## SHORT EXERCISE
Select the lines that hold the word "legend" and copy each one.

## DATASET EXTRACT

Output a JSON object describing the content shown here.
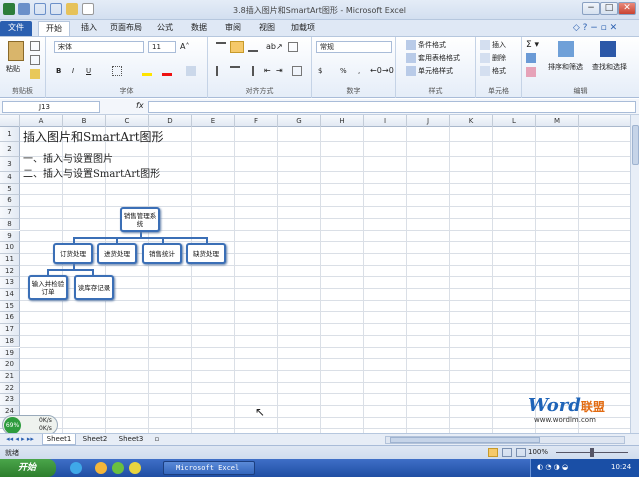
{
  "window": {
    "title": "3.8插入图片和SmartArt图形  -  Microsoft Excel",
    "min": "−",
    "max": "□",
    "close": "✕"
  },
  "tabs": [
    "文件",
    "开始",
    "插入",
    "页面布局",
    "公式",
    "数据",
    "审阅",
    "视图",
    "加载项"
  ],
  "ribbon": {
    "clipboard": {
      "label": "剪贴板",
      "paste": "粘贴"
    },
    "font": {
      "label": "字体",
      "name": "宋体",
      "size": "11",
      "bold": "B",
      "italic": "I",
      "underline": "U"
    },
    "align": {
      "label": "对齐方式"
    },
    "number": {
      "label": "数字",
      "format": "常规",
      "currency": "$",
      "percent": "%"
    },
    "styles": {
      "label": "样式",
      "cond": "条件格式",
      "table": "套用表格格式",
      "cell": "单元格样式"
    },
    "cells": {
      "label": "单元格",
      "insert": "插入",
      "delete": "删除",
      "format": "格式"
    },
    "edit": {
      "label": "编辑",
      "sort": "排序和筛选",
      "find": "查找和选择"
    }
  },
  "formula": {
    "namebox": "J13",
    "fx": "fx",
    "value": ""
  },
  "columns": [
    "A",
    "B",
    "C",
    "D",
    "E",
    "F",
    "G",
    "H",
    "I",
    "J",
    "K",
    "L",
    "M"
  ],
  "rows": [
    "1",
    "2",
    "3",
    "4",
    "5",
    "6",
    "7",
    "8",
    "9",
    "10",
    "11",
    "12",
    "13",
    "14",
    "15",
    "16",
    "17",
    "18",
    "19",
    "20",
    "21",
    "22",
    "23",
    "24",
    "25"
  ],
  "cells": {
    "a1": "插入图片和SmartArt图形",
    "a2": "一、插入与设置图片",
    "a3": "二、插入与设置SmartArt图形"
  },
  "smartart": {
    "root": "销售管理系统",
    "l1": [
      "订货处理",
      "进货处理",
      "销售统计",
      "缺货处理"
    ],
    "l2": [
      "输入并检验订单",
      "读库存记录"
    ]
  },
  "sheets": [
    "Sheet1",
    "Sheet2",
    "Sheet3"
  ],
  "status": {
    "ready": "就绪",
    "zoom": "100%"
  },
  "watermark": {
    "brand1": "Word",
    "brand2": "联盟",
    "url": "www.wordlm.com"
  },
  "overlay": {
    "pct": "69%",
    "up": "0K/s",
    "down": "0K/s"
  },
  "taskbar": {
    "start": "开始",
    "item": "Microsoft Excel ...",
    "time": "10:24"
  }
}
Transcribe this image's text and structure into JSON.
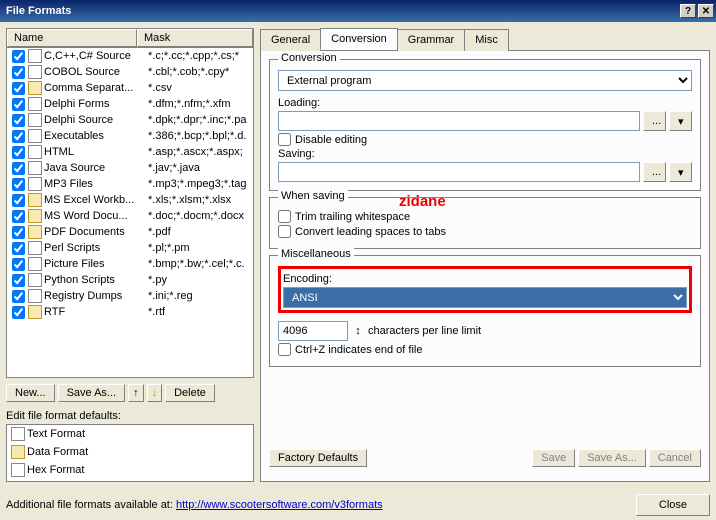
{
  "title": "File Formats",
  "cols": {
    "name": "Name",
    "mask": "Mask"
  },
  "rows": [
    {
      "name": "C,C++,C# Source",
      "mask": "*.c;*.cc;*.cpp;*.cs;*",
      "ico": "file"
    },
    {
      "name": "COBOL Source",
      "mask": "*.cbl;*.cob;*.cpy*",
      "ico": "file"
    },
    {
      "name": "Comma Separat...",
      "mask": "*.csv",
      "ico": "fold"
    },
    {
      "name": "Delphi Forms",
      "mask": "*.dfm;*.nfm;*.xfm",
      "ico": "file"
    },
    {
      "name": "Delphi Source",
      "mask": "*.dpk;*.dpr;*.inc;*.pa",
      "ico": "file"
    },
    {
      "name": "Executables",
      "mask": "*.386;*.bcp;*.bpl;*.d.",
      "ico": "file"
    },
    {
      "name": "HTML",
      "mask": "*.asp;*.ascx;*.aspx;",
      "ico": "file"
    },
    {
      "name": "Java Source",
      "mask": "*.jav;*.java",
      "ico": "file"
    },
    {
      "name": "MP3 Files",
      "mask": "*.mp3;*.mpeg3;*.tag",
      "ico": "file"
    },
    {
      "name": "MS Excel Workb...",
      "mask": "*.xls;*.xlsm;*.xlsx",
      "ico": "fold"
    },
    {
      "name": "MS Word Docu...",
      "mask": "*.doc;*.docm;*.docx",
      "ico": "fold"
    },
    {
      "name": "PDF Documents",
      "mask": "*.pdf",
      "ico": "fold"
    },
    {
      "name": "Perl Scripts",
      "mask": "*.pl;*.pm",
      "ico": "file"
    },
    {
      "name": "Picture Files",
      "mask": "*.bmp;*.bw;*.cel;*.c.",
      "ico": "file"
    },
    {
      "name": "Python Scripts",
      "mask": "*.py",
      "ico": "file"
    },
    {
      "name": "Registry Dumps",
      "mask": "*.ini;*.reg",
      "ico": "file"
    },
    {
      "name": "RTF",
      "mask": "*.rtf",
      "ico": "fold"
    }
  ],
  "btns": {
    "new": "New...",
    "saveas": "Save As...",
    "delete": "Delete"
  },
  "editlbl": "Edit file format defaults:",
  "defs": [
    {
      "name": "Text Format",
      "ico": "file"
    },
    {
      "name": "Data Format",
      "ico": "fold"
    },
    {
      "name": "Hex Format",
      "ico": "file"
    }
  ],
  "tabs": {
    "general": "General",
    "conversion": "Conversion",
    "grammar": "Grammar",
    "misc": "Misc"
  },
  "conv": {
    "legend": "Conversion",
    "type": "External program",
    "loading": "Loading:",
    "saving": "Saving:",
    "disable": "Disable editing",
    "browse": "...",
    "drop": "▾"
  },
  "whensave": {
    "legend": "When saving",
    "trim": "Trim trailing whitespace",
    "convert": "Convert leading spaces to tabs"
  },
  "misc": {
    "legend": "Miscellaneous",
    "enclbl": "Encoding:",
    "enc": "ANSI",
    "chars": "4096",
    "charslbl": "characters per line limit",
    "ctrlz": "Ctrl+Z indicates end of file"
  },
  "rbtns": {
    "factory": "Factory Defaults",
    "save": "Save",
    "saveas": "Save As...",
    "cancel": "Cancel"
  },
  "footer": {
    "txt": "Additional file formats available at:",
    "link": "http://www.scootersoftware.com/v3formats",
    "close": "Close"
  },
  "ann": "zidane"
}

## EXERCISE RESULT
    "legend": "Conversion",
    "legend": "When saving",
    "legend": "Miscellaneous",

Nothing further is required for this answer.